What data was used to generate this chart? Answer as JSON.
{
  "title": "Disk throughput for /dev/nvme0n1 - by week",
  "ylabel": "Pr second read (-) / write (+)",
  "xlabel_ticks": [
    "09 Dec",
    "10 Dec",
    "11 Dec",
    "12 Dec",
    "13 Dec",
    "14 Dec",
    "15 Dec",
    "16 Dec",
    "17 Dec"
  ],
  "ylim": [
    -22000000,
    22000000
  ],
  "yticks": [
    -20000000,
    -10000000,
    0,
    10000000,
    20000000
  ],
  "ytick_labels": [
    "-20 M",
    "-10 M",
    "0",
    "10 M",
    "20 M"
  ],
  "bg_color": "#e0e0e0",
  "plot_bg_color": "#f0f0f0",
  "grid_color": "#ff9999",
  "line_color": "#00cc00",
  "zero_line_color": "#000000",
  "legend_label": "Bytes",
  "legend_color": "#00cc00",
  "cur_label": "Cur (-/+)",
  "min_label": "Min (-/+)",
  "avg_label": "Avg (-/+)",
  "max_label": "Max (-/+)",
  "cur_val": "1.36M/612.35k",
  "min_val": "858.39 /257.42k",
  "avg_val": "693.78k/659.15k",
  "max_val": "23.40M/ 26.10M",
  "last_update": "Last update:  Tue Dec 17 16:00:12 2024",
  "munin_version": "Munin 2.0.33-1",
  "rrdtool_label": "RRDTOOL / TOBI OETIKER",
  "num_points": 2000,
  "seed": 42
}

Directions for this task:
Restate the whole listing exactly.

The result:
What data was used to generate this chart? Answer as JSON.
{
  "title": "Disk throughput for /dev/nvme0n1 - by week",
  "ylabel": "Pr second read (-) / write (+)",
  "xlabel_ticks": [
    "09 Dec",
    "10 Dec",
    "11 Dec",
    "12 Dec",
    "13 Dec",
    "14 Dec",
    "15 Dec",
    "16 Dec",
    "17 Dec"
  ],
  "ylim": [
    -22000000,
    22000000
  ],
  "yticks": [
    -20000000,
    -10000000,
    0,
    10000000,
    20000000
  ],
  "ytick_labels": [
    "-20 M",
    "-10 M",
    "0",
    "10 M",
    "20 M"
  ],
  "bg_color": "#e0e0e0",
  "plot_bg_color": "#f0f0f0",
  "grid_color": "#ff9999",
  "line_color": "#00cc00",
  "zero_line_color": "#000000",
  "legend_label": "Bytes",
  "legend_color": "#00cc00",
  "cur_label": "Cur (-/+)",
  "min_label": "Min (-/+)",
  "avg_label": "Avg (-/+)",
  "max_label": "Max (-/+)",
  "cur_val": "1.36M/612.35k",
  "min_val": "858.39 /257.42k",
  "avg_val": "693.78k/659.15k",
  "max_val": "23.40M/ 26.10M",
  "last_update": "Last update:  Tue Dec 17 16:00:12 2024",
  "munin_version": "Munin 2.0.33-1",
  "rrdtool_label": "RRDTOOL / TOBI OETIKER",
  "num_points": 2000,
  "seed": 42
}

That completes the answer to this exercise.